**RECORDS PROVIDED**.
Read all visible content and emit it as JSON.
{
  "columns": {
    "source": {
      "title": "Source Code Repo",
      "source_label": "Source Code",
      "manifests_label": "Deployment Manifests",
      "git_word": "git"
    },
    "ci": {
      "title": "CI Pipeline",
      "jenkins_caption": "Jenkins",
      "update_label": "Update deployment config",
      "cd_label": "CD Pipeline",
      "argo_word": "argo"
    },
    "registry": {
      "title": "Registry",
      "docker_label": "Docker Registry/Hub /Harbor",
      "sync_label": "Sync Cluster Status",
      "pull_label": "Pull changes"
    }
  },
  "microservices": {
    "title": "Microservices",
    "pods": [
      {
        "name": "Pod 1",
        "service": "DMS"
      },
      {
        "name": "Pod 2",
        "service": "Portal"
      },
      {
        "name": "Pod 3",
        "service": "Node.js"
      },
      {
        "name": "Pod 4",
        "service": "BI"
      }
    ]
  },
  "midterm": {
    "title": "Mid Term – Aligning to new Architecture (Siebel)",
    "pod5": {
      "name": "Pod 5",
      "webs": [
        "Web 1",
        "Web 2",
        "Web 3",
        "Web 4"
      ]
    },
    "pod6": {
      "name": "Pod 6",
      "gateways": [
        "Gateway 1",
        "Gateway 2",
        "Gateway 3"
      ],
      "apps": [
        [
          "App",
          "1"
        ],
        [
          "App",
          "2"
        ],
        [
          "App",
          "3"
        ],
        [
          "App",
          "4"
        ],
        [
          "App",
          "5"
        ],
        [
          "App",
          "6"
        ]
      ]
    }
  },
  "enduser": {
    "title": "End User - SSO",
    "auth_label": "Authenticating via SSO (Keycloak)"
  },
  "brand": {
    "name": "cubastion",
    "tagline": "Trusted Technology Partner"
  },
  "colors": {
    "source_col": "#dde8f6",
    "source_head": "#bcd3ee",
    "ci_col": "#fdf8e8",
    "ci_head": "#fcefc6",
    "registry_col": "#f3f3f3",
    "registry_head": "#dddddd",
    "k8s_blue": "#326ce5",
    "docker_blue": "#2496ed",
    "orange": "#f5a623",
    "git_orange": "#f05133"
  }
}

**TASK DIRECTIONS**. Type out all of the material again, word for word.

**EXERCISE ANSWER**.
Read all visible content and emit it as JSON.
{
  "columns": {
    "source": {
      "title": "Source Code Repo",
      "source_label": "Source Code",
      "manifests_label": "Deployment Manifests",
      "git_word": "git"
    },
    "ci": {
      "title": "CI Pipeline",
      "jenkins_caption": "Jenkins",
      "update_label": "Update deployment config",
      "cd_label": "CD Pipeline",
      "argo_word": "argo"
    },
    "registry": {
      "title": "Registry",
      "docker_label": "Docker Registry/Hub /Harbor",
      "sync_label": "Sync Cluster Status",
      "pull_label": "Pull changes"
    }
  },
  "microservices": {
    "title": "Microservices",
    "pods": [
      {
        "name": "Pod 1",
        "service": "DMS"
      },
      {
        "name": "Pod 2",
        "service": "Portal"
      },
      {
        "name": "Pod 3",
        "service": "Node.js"
      },
      {
        "name": "Pod 4",
        "service": "BI"
      }
    ]
  },
  "midterm": {
    "title": "Mid Term – Aligning to new Architecture (Siebel)",
    "pod5": {
      "name": "Pod 5",
      "webs": [
        "Web 1",
        "Web 2",
        "Web 3",
        "Web 4"
      ]
    },
    "pod6": {
      "name": "Pod 6",
      "gateways": [
        "Gateway 1",
        "Gateway 2",
        "Gateway 3"
      ],
      "apps": [
        [
          "App",
          "1"
        ],
        [
          "App",
          "2"
        ],
        [
          "App",
          "3"
        ],
        [
          "App",
          "4"
        ],
        [
          "App",
          "5"
        ],
        [
          "App",
          "6"
        ]
      ]
    }
  },
  "enduser": {
    "title": "End User - SSO",
    "auth_label": "Authenticating via SSO (Keycloak)"
  },
  "brand": {
    "name": "cubastion",
    "tagline": "Trusted Technology Partner"
  },
  "colors": {
    "source_col": "#dde8f6",
    "source_head": "#bcd3ee",
    "ci_col": "#fdf8e8",
    "ci_head": "#fcefc6",
    "registry_col": "#f3f3f3",
    "registry_head": "#dddddd",
    "k8s_blue": "#326ce5",
    "docker_blue": "#2496ed",
    "orange": "#f5a623",
    "git_orange": "#f05133"
  }
}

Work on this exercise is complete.